Aim =>
Copy every line of the listing exactly.

--- Start of Data to use ---

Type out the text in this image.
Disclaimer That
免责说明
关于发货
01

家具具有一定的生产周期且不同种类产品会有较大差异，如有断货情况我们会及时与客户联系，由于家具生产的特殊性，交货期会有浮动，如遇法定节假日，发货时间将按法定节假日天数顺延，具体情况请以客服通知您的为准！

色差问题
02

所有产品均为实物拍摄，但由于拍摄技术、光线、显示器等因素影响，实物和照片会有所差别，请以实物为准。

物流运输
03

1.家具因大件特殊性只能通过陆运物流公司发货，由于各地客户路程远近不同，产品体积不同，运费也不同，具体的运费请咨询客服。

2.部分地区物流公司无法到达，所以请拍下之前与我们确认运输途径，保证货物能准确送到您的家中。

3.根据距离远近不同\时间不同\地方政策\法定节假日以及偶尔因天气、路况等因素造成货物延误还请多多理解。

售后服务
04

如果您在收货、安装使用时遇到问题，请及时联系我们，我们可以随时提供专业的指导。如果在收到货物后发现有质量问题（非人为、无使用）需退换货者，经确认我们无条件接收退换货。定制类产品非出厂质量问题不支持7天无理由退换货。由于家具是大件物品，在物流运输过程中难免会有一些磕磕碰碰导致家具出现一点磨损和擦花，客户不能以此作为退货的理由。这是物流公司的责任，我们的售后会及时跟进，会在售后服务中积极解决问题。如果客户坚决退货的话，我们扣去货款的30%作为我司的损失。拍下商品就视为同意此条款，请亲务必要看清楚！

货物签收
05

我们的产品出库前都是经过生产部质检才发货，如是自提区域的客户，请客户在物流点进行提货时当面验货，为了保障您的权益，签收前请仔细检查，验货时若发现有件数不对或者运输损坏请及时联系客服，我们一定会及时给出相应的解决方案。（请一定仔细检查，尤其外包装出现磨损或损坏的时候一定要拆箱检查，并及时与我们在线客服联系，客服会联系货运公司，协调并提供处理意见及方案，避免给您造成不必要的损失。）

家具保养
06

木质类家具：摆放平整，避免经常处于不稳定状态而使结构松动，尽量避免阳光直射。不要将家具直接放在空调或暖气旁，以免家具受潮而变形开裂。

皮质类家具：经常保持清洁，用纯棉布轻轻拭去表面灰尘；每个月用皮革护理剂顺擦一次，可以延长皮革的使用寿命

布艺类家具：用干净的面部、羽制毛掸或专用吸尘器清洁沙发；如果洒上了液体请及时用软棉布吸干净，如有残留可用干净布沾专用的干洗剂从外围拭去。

--- End of Data to use ---

Task solution =>
Type out the text in this image.
Disclaimer That
免责说明
关于发货
01

家具具有一定的生产周期且不同种类产品会有较大差异，如有断货情况我们会及时与客户联系，由于家具生产的特殊性，交货期会有浮动，如遇法定节假日，发货时间将按法定节假日天数顺延，具体情况请以客服通知您的为准！

色差问题
02

所有产品均为实物拍摄，但由于拍摄技术、光线、显示器等因素影响，实物和照片会有所差别，请以实物为准。

物流运输
03

1.家具因大件特殊性只能通过陆运物流公司发货，由于各地客户路程远近不同，产品体积不同，运费也不同，具体的运费请咨询客服。

2.部分地区物流公司无法到达，所以请拍下之前与我们确认运输途径，保证货物能准确送到您的家中。

3.根据距离远近不同\时间不同\地方政策\法定节假日以及偶尔因天气、路况等因素造成货物延误还请多多理解。

售后服务
04

如果您在收货、安装使用时遇到问题，请及时联系我们，我们可以随时提供专业的指导。如果在收到货物后发现有质量问题（非人为、无使用）需退换货者，经确认我们无条件接收退换货。定制类产品非出厂质量问题不支持7天无理由退换货。由于家具是大件物品，在物流运输过程中难免会有一些磕磕碰碰导致家具出现一点磨损和擦花，客户不能以此作为退货的理由。这是物流公司的责任，我们的售后会及时跟进，会在售后服务中积极解决问题。如果客户坚决退货的话，我们扣去货款的30%作为我司的损失。拍下商品就视为同意此条款，请亲务必要看清楚！

货物签收
05

我们的产品出库前都是经过生产部质检才发货，如是自提区域的客户，请客户在物流点进行提货时当面验货，为了保障您的权益，签收前请仔细检查，验货时若发现有件数不对或者运输损坏请及时联系客服，我们一定会及时给出相应的解决方案。（请一定仔细检查，尤其外包装出现磨损或损坏的时候一定要拆箱检查，并及时与我们在线客服联系，客服会联系货运公司，协调并提供处理意见及方案，避免给您造成不必要的损失。）

家具保养
06

木质类家具：摆放平整，避免经常处于不稳定状态而使结构松动，尽量避免阳光直射。不要将家具直接放在空调或暖气旁，以免家具受潮而变形开裂。

皮质类家具：经常保持清洁，用纯棉布轻轻拭去表面灰尘；每个月用皮革护理剂顺擦一次，可以延长皮革的使用寿命

布艺类家具：用干净的面部、羽制毛掸或专用吸尘器清洁沙发；如果洒上了液体请及时用软棉布吸干净，如有残留可用干净布沾专用的干洗剂从外围拭去。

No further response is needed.